§ TEKS BACAAN

╭──

Mohon tunggu...
Totok Siswantara
Totok Siswantara Mohon Tunggu... Freelancer - Menulis, memuliakan tanaman dan berbagi kasih dengan hewan

Pembaca semangat zaman dan ikhlas memeluk takdir

Selanjutnya

Tutup

Halo Lokal Pilihan

Hari Merdeka Buang Sampah Sembarangan, Cermin Buruk Penanganan Sampah

20 Agustus 2023   18:37 Diperbarui: 20 Agustus 2023   19:02 390
+
Laporkan Konten
Laporkan Akun
Kompasiana adalah platform blog. Konten ini menjadi tanggung jawab bloger dan tidak mewakili pandangan redaksi Kompas.
Lihat foto
Sampah berserakan di jalanan Kota Nganjuk setelah perayaan Agustusan ( sumber gambar : tangkapan layar ISN.infoseputarnganjuk )

 Hari Merdeka Buang Sampah Sembarangan, Cermin Buruk Penanganan Sampah

Mentalitas dan budaya terkait dengan penanganan sampah bisa dilihat pada saat acara kerumunan massa. Seperti misalnya kerumunan acara perayaan HUT 78 RI saat acara karnaval, aneka perlombaan, bazar dan hiburan, hampir semua menyebabkan sampah-sampah yang berserakan di sepanjang jalan.

Penulis sangat prihatin melihat kota kelahiran berubah menjadi lautan sampah setiap acara Agustusan berlangsung. Kondisi serupa juga terjadi dalam kerumunan massa acara lainnya. Kabupaten Nganjuk yang selama ini membanggakan dirinya sebagai Kota Adipura karena menjadi langganan penerima penghargaan bergengsi sebagai kota yang bersih, tertib, ramah lingkungan dan aman ternyata kondisinya kurang konsisten.

Perayaan karnaval HUT kemerdekaan kategori pelajar dan umum semuanya menyebabkan jalan-jalan di kota itu berubah menjadi lautan sampah. Para peserta karnaval maupun penonton sepertinya jor-joran membuang sampah sembarangan.

Selama perayaan Agustusan, terlihat di lapangan olah raga, sekolah-sekolah, kantor-kantor dan tempat-tempat publik diwarnai dengan lonjakan volume sampah. Petugas dinas kebersihan bekerja keras namun kewalahan. Mentalitas dan budaya masyarakat dalam penanganan sampah perlu diperbaiki. Sekolah perlu menekankan mentalitas pelajar yang baik dalam hal penanganan sampah.

╰──

§ DATA LATIHAN

╭──

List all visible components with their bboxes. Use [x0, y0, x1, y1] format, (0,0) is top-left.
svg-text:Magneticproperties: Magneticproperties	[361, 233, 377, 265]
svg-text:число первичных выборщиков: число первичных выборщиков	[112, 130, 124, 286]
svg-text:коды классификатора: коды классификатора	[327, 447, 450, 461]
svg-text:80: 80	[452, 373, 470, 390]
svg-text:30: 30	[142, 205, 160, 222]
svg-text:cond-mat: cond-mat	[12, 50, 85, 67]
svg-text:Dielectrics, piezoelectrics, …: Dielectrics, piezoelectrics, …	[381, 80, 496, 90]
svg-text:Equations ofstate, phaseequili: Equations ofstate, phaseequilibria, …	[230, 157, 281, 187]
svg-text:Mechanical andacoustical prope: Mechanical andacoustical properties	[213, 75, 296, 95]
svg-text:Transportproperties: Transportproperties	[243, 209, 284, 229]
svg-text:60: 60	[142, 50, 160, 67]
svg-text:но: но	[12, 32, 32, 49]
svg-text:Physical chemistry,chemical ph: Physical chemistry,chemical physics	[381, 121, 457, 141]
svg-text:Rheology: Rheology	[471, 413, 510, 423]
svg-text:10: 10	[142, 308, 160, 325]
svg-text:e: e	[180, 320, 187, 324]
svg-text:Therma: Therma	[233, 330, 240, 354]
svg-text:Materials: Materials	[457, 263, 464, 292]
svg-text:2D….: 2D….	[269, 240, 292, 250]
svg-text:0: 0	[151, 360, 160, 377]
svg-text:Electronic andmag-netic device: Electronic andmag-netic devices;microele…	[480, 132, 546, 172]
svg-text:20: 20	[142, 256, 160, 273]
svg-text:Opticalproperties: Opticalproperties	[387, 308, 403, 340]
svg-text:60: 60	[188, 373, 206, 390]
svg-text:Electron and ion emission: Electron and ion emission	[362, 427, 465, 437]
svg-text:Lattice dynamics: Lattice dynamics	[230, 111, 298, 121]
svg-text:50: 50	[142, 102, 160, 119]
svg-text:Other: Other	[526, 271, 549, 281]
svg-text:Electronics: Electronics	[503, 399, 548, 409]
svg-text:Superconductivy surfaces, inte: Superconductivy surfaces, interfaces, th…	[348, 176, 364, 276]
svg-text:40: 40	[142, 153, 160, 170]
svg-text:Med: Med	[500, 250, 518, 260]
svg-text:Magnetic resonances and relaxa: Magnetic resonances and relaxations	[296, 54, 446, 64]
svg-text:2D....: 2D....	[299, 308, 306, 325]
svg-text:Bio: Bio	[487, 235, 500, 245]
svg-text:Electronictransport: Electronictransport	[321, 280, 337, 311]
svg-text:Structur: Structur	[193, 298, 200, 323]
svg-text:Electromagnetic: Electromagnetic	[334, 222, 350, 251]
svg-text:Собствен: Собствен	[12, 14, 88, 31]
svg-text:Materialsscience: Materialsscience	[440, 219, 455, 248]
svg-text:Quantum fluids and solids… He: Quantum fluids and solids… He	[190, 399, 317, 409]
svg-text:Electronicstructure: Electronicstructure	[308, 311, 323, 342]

╰──
╭──

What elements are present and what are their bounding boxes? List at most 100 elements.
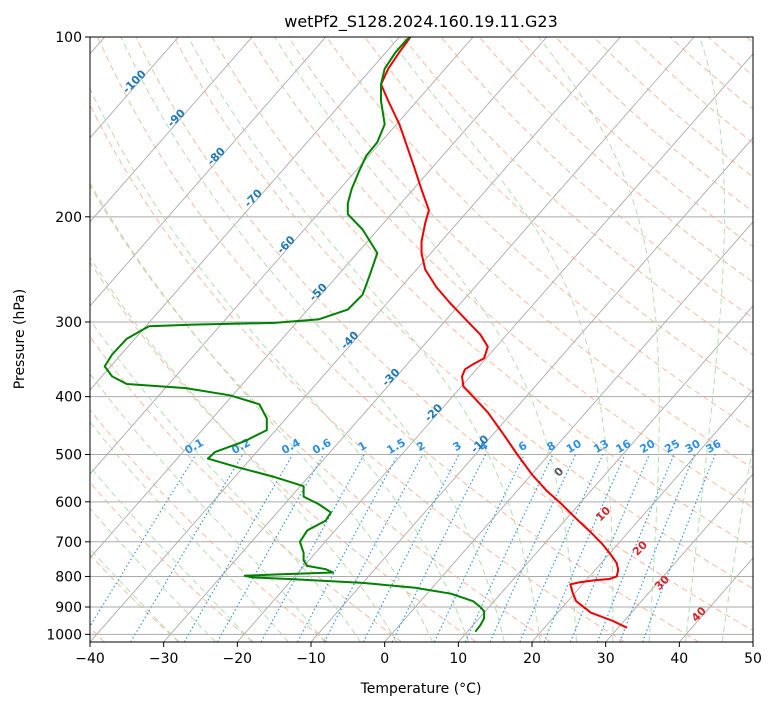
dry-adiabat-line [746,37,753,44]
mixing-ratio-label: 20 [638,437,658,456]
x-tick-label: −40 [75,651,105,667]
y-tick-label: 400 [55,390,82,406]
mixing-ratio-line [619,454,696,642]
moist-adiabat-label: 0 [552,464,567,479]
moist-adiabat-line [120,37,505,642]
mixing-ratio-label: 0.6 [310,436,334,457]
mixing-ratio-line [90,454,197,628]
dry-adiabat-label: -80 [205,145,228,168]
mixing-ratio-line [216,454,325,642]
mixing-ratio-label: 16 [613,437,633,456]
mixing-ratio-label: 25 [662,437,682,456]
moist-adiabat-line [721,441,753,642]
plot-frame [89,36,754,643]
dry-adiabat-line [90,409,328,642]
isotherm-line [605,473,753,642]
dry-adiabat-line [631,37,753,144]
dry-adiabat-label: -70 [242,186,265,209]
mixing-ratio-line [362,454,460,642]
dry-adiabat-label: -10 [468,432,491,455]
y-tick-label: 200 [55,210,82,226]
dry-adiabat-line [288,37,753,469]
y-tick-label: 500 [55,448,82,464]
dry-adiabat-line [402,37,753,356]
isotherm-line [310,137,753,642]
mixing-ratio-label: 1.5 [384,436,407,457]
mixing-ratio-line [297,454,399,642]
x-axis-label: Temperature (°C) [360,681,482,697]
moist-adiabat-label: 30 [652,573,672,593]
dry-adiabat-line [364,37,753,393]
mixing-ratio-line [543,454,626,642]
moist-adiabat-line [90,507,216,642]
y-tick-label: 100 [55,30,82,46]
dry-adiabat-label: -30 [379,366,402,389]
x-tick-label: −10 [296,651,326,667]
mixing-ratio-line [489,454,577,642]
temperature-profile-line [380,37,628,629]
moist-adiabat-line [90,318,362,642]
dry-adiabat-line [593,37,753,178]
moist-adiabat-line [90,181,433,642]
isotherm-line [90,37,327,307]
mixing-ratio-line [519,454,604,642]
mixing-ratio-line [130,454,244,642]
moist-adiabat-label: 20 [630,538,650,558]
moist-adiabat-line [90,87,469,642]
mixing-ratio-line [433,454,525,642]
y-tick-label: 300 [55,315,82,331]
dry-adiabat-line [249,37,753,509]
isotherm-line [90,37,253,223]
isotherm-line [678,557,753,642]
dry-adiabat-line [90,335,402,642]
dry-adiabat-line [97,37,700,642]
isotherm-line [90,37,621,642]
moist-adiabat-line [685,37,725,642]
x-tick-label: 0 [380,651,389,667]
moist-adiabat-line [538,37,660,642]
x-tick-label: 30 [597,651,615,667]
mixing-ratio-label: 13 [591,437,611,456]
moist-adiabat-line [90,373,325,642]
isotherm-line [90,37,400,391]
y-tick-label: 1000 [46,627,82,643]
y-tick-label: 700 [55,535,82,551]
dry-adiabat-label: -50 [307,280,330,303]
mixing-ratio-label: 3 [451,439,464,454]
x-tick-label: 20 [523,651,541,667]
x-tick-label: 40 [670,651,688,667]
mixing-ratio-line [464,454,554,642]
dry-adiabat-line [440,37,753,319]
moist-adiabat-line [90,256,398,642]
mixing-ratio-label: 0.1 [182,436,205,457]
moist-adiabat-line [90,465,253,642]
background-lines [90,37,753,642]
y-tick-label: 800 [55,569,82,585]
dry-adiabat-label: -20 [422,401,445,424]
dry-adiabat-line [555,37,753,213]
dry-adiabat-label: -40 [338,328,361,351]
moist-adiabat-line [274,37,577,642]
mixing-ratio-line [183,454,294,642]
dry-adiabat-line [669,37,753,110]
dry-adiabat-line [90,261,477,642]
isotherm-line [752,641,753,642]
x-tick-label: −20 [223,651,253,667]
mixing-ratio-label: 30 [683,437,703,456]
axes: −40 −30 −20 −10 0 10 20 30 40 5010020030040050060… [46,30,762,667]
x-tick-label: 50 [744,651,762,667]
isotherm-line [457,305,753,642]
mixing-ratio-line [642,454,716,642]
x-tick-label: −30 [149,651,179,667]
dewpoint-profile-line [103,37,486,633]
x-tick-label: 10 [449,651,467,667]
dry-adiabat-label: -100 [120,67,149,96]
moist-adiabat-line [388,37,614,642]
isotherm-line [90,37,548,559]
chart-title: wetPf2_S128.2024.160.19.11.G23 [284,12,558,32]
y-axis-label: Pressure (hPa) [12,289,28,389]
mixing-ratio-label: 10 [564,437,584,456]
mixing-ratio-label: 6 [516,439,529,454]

╰──
╭──

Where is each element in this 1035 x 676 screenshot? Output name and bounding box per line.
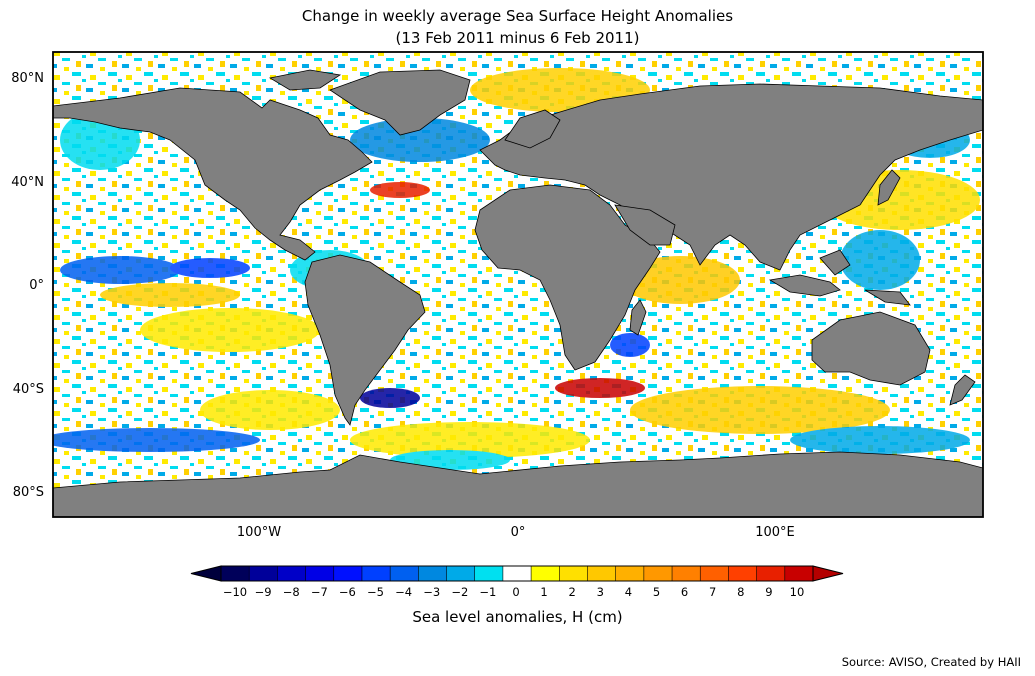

╰──

§ TUJUAN A
Sajikan baris-baris dari daftar sebagai urutan bernomor tanpa baris kosong, mulai dari baris yang memuat "List all visible" sampai dengan baris yang memuat "205, 160, 222]".
§ TUJUAN B
Teruskan teks bacaan tentang sampah perayaan Agustusan di Nganjuk mulai dari kalimat terakhirnya.

§ JAWABAN LATIHAN A
1. List all visible components with their bboxes. Use [x0, y0, x1, y1] format, (0,0) is top-left.
2. svg-text:Magneticproperties: Magneticproperties	[361, 233, 377, 265]
3. svg-text:число первичных выборщиков: число первичных выборщиков	[112, 130, 124, 286]
4. svg-text:коды классификатора: коды классификатора	[327, 447, 450, 461]
5. svg-text:80: 80	[452, 373, 470, 390]
6. svg-text:30: 30	[142, 205, 160, 222]

§ JAWABAN LATIHAN B
Bulan Juni 2023 penulis mengunjungi Nganjuk, sempat berkeliling kota sambil bernostalgia menikmati kuliner dan tempat-tempat yang pernah singgah di hati. Terlihat di sekitar Gedung Juang 45 yang dikepung oleh sampah-sampah yang berserakan. Gedung Juang 45 yang mestinya menjadi ikon Kota Nganjuk itu mestinya terjaga kebersihannya dan tidak terlihat kumuh di sekelilingnya. Begitu juga ketika penulis mengunjungi kawasan terminal bus lama yang dekat dengan Stasiun KA Nganjuk, kondisinya amat kotor dan gelap gulita di malam hari. Dan masih beberapa lagi tempat-tempat dengan kondisi serupa, seperti pasar dan tempat wisata.

Penulis merasa sedih, kenapa kondisi kota kelahiran dan tempat penulis dibesarkan oleh ayah dan bunda sekarang seperti itu. Padahal pada waktu dahulu Nganjuk itu sangat bersih, tertib dan asri. Dalam kenangan penulis, menjelang peringatan HUT Kemerdekaan, setiap pagar, tembok dan wuwung genteng rumah di cat putih bersih. Setiap warga hingga desa-desa totalitas menjaga kebersihan dan keindahan. Kenapa budaya seperti itu sekarang mulai pudar ?

Kondisi jalan di Kota Nganjuk setelah acara karnaval ( sumber gambar : tangkapan layar ISN.infoseputarnganjuk)
Kondisi jalan di Kota Nganjuk setelah acara karnaval ( sumber gambar : tangkapan layar ISN.infoseputarnganjuk)

Berharap agar Kota Nganjuk indah dan berseri kembali. Perlu mewujudkan manajemen penanganan sampah kota yang sesuai dengan perkembangan zaman. Penanganan sampah kota secara garis besar bermuara di TPA, meliputi tiga hal, yaitu lokasi, infrastruktur, dan teknologi. Permasalahan lokasi atau yang lazim disebut TPA sampah selalu saja memicu konflik dengan warga setempat atau sekitar lokasi yang merasa dirugikan akibat polusi yang menurunkan kualitas lingkungan hidup mereka. 

Pada umumnya teknologi pengelolaan sampah yang diterapkan oleh pemerintah daerah hingga saat ini masih memprihatinkan. Selain masih primitif, juga banyak sistem dan instalasi pengolahan sampah yang tidak ramah lingkungan dan berpotensi penyelewengan.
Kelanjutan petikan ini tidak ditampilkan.